[Set problem]
Each record must be reproduced exactly as it is shown.

[Given data]
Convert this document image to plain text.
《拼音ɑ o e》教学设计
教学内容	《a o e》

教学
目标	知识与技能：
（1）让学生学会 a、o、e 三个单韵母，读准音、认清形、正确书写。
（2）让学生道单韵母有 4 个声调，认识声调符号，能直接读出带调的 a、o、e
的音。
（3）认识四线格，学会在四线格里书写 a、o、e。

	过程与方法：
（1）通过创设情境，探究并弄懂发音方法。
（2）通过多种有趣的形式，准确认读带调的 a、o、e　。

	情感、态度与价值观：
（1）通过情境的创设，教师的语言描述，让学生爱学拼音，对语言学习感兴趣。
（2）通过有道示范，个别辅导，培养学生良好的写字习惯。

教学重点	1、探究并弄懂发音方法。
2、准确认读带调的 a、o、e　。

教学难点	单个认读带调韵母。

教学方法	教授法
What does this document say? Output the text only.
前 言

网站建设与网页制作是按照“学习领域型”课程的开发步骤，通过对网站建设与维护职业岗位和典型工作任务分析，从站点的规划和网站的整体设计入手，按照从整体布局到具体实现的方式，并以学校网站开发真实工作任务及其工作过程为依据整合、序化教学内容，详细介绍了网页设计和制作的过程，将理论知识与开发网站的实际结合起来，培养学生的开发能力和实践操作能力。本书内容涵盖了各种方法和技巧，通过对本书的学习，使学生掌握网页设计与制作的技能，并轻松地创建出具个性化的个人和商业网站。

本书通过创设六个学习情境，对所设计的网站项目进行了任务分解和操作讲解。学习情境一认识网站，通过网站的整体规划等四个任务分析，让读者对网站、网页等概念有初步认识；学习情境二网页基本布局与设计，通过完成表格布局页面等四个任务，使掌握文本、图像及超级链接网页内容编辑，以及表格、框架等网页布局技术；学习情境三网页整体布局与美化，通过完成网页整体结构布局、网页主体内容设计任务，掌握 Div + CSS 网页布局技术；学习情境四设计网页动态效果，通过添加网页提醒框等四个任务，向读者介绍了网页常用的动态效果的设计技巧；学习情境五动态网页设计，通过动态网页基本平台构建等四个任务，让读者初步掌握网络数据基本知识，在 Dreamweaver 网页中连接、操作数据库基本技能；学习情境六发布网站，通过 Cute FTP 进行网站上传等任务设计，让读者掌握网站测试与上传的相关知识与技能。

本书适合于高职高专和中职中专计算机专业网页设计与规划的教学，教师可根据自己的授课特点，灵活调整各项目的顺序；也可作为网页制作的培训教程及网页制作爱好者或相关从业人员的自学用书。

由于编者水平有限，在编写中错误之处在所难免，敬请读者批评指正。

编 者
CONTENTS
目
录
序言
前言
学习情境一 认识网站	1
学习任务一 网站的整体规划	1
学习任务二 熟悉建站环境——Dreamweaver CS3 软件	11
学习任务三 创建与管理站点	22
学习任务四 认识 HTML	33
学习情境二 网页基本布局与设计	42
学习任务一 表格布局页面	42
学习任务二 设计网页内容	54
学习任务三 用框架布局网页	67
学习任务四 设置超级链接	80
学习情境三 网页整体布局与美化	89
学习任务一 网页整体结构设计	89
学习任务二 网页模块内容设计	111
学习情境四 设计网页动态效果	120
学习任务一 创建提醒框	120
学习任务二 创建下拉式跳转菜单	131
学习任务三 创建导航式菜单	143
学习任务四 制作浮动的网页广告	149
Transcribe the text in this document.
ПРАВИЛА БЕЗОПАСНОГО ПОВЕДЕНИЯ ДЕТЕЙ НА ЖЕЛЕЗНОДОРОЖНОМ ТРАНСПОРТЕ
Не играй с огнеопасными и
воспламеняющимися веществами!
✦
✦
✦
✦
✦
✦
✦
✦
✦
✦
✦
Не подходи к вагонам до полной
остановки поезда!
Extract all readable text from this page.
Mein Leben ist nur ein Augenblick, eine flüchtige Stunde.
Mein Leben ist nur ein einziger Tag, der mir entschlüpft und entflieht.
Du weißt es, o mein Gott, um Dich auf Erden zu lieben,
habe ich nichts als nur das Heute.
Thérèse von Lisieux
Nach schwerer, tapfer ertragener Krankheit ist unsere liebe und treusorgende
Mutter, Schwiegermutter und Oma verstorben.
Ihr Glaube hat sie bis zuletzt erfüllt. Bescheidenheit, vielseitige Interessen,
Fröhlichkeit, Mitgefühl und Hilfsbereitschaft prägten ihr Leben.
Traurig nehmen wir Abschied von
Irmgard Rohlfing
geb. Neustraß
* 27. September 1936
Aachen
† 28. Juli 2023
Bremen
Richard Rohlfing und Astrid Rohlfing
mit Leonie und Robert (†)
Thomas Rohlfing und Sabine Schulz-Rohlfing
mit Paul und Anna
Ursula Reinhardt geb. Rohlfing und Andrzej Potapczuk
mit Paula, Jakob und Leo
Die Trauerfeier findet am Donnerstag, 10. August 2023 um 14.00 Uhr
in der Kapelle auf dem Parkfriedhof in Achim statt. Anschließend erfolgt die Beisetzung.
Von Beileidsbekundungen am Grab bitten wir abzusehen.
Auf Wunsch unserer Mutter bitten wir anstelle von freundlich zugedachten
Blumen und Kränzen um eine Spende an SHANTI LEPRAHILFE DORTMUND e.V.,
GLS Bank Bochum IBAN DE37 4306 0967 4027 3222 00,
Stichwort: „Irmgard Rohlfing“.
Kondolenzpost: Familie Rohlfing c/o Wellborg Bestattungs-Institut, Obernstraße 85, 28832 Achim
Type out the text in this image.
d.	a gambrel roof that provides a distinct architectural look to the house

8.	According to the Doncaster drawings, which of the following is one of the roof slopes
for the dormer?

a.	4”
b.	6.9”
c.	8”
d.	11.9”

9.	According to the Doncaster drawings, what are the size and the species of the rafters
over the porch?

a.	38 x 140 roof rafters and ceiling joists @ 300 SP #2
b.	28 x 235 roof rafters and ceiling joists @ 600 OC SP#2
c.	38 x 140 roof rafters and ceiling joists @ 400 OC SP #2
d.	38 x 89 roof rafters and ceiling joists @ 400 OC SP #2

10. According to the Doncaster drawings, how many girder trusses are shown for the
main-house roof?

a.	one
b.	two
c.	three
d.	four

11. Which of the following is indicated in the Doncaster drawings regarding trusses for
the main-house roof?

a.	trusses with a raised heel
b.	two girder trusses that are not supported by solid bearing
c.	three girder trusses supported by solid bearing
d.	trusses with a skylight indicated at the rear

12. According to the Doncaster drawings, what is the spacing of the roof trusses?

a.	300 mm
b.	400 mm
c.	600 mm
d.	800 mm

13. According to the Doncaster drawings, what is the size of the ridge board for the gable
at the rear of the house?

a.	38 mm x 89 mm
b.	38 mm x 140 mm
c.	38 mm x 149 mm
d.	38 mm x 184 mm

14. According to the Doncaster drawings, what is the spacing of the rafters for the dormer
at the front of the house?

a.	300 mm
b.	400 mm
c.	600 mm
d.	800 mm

[Complete output]
Convert this document image to plain text.
《拼音ɑ o e》教学设计
教学内容	《a o e》

教学
目标	知识与技能：
（1）让学生学会 a、o、e 三个单韵母，读准音、认清形、正确书写。
（2）让学生道单韵母有 4 个声调，认识声调符号，能直接读出带调的 a、o、e
的音。
（3）认识四线格，学会在四线格里书写 a、o、e。

	过程与方法：
（1）通过创设情境，探究并弄懂发音方法。
（2）通过多种有趣的形式，准确认读带调的 a、o、e　。

	情感、态度与价值观：
（1）通过情境的创设，教师的语言描述，让学生爱学拼音，对语言学习感兴趣。
（2）通过有道示范，个别辅导，培养学生良好的写字习惯。

教学重点	1、探究并弄懂发音方法。
2、准确认读带调的 a、o、e　。

教学难点	单个认读带调韵母。

教学方法	教授法
What does this document say? Output the text only.
前 言

网站建设与网页制作是按照“学习领域型”课程的开发步骤，通过对网站建设与维护职业岗位和典型工作任务分析，从站点的规划和网站的整体设计入手，按照从整体布局到具体实现的方式，并以学校网站开发真实工作任务及其工作过程为依据整合、序化教学内容，详细介绍了网页设计和制作的过程，将理论知识与开发网站的实际结合起来，培养学生的开发能力和实践操作能力。本书内容涵盖了各种方法和技巧，通过对本书的学习，使学生掌握网页设计与制作的技能，并轻松地创建出具个性化的个人和商业网站。

本书通过创设六个学习情境，对所设计的网站项目进行了任务分解和操作讲解。学习情境一认识网站，通过网站的整体规划等四个任务分析，让读者对网站、网页等概念有初步认识；学习情境二网页基本布局与设计，通过完成表格布局页面等四个任务，使掌握文本、图像及超级链接网页内容编辑，以及表格、框架等网页布局技术；学习情境三网页整体布局与美化，通过完成网页整体结构布局、网页主体内容设计任务，掌握 Div + CSS 网页布局技术；学习情境四设计网页动态效果，通过添加网页提醒框等四个任务，向读者介绍了网页常用的动态效果的设计技巧；学习情境五动态网页设计，通过动态网页基本平台构建等四个任务，让读者初步掌握网络数据基本知识，在 Dreamweaver 网页中连接、操作数据库基本技能；学习情境六发布网站，通过 Cute FTP 进行网站上传等任务设计，让读者掌握网站测试与上传的相关知识与技能。

本书适合于高职高专和中职中专计算机专业网页设计与规划的教学，教师可根据自己的授课特点，灵活调整各项目的顺序；也可作为网页制作的培训教程及网页制作爱好者或相关从业人员的自学用书。

由于编者水平有限，在编写中错误之处在所难免，敬请读者批评指正。

编 者
CONTENTS
目
录
序言
前言
学习情境一 认识网站	1
学习任务一 网站的整体规划	1
学习任务二 熟悉建站环境——Dreamweaver CS3 软件	11
学习任务三 创建与管理站点	22
学习任务四 认识 HTML	33
学习情境二 网页基本布局与设计	42
学习任务一 表格布局页面	42
学习任务二 设计网页内容	54
学习任务三 用框架布局网页	67
学习任务四 设置超级链接	80
学习情境三 网页整体布局与美化	89
学习任务一 网页整体结构设计	89
学习任务二 网页模块内容设计	111
学习情境四 设计网页动态效果	120
学习任务一 创建提醒框	120
学习任务二 创建下拉式跳转菜单	131
学习任务三 创建导航式菜单	143
学习任务四 制作浮动的网页广告	149
Transcribe the text in this document.
ПРАВИЛА БЕЗОПАСНОГО ПОВЕДЕНИЯ ДЕТЕЙ НА ЖЕЛЕЗНОДОРОЖНОМ ТРАНСПОРТЕ
Не играй с огнеопасными и
воспламеняющимися веществами!
✦
✦
✦
✦
✦
✦
✦
✦
✦
✦
✦
Не подходи к вагонам до полной
остановки поезда!
Extract all readable text from this page.
Mein Leben ist nur ein Augenblick, eine flüchtige Stunde.
Mein Leben ist nur ein einziger Tag, der mir entschlüpft und entflieht.
Du weißt es, o mein Gott, um Dich auf Erden zu lieben,
habe ich nichts als nur das Heute.
Thérèse von Lisieux
Nach schwerer, tapfer ertragener Krankheit ist unsere liebe und treusorgende
Mutter, Schwiegermutter und Oma verstorben.
Ihr Glaube hat sie bis zuletzt erfüllt. Bescheidenheit, vielseitige Interessen,
Fröhlichkeit, Mitgefühl und Hilfsbereitschaft prägten ihr Leben.
Traurig nehmen wir Abschied von
Irmgard Rohlfing
geb. Neustraß
* 27. September 1936
Aachen
† 28. Juli 2023
Bremen
Richard Rohlfing und Astrid Rohlfing
mit Leonie und Robert (†)
Thomas Rohlfing und Sabine Schulz-Rohlfing
mit Paul und Anna
Ursula Reinhardt geb. Rohlfing und Andrzej Potapczuk
mit Paula, Jakob und Leo
Die Trauerfeier findet am Donnerstag, 10. August 2023 um 14.00 Uhr
in der Kapelle auf dem Parkfriedhof in Achim statt. Anschließend erfolgt die Beisetzung.
Von Beileidsbekundungen am Grab bitten wir abzusehen.
Auf Wunsch unserer Mutter bitten wir anstelle von freundlich zugedachten
Blumen und Kränzen um eine Spende an SHANTI LEPRAHILFE DORTMUND e.V.,
GLS Bank Bochum IBAN DE37 4306 0967 4027 3222 00,
Stichwort: „Irmgard Rohlfing“.
Kondolenzpost: Familie Rohlfing c/o Wellborg Bestattungs-Institut, Obernstraße 85, 28832 Achim
Type out the text in this image.
d.	a gambrel roof that provides a distinct architectural look to the house

8.	According to the Doncaster drawings, which of the following is one of the roof slopes
for the dormer?

a.	4”
b.	6.9”
c.	8”
d.	11.9”

9.	According to the Doncaster drawings, what are the size and the species of the rafters
over the porch?

a.	38 x 140 roof rafters and ceiling joists @ 300 SP #2
b.	28 x 235 roof rafters and ceiling joists @ 600 OC SP#2
c.	38 x 140 roof rafters and ceiling joists @ 400 OC SP #2
d.	38 x 89 roof rafters and ceiling joists @ 400 OC SP #2

10. According to the Doncaster drawings, how many girder trusses are shown for the
main-house roof?

a.	one
b.	two
c.	three
d.	four

11. Which of the following is indicated in the Doncaster drawings regarding trusses for
the main-house roof?

a.	trusses with a raised heel
b.	two girder trusses that are not supported by solid bearing
c.	three girder trusses supported by solid bearing
d.	trusses with a skylight indicated at the rear

12. According to the Doncaster drawings, what is the spacing of the roof trusses?

a.	300 mm
b.	400 mm
c.	600 mm
d.	800 mm

13. According to the Doncaster drawings, what is the size of the ridge board for the gable
at the rear of the house?

a.	38 mm x 89 mm
b.	38 mm x 140 mm
c.	38 mm x 149 mm
d.	38 mm x 184 mm

14. According to the Doncaster drawings, what is the spacing of the rafters for the dormer
at the front of the house?

a.	300 mm
b.	400 mm
c.	600 mm
d.	800 mm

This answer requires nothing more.